### SHORT TASK
Across the data below, how many lines hold "総合ネット通販"? Answer with that number and nothing else.

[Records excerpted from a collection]
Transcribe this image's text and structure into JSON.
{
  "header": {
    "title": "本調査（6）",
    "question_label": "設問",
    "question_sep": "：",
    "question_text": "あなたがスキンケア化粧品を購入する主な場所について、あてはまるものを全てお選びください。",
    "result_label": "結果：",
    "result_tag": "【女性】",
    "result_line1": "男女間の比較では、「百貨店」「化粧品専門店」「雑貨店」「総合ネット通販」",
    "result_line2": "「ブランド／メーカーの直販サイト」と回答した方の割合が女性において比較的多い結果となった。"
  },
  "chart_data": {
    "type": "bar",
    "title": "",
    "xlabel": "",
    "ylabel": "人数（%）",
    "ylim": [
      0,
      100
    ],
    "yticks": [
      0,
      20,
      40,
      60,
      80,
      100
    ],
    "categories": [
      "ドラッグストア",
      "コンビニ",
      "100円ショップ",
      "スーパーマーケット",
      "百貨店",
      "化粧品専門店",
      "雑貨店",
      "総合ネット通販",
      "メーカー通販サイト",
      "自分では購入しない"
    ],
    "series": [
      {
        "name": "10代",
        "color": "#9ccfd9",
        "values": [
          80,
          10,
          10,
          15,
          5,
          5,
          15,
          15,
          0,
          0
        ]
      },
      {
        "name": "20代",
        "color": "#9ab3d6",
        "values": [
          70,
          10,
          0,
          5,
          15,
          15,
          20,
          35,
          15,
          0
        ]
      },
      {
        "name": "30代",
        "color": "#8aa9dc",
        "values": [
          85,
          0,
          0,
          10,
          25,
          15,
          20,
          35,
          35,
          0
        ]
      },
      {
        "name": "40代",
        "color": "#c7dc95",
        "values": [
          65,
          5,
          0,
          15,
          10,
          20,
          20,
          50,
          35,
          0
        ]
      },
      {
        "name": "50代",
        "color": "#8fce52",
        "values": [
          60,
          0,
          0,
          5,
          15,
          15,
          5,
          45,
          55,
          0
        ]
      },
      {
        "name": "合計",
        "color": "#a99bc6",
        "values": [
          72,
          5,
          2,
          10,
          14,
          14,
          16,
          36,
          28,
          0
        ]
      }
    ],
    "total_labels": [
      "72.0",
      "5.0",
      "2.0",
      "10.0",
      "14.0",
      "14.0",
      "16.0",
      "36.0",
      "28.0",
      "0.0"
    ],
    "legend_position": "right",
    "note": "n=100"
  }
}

### OUTPUT OF THE EXERCISE
2